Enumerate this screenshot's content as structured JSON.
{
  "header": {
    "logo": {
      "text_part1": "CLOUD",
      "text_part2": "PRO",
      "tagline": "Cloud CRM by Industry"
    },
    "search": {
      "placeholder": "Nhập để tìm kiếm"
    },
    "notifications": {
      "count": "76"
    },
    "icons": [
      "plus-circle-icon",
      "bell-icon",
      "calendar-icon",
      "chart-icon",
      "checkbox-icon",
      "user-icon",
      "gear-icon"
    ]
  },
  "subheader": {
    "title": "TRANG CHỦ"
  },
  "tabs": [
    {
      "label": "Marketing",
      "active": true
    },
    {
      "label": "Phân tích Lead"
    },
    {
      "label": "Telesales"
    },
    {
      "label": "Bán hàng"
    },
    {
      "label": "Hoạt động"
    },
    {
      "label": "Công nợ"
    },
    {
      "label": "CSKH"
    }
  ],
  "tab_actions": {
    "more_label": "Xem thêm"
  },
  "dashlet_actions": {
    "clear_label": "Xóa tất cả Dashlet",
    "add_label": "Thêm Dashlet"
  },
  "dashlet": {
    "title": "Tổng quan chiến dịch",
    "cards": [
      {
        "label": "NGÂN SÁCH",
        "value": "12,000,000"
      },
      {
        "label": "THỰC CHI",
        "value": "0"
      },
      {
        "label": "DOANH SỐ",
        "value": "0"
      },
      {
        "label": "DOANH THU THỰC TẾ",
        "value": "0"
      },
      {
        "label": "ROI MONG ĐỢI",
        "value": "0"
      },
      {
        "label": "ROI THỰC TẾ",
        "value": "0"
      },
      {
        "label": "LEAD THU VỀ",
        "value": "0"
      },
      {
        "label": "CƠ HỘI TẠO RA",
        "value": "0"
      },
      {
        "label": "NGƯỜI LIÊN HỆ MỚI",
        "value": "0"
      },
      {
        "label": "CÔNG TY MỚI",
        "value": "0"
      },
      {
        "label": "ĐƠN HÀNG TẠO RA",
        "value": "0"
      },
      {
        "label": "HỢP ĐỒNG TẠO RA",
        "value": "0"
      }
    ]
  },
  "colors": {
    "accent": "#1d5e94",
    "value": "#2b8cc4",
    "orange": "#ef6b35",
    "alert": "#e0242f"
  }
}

Task goal: What is the number of lines in this listing that contain the word "title"? Answer with that number and nothing else.

Solution for this exercise: 2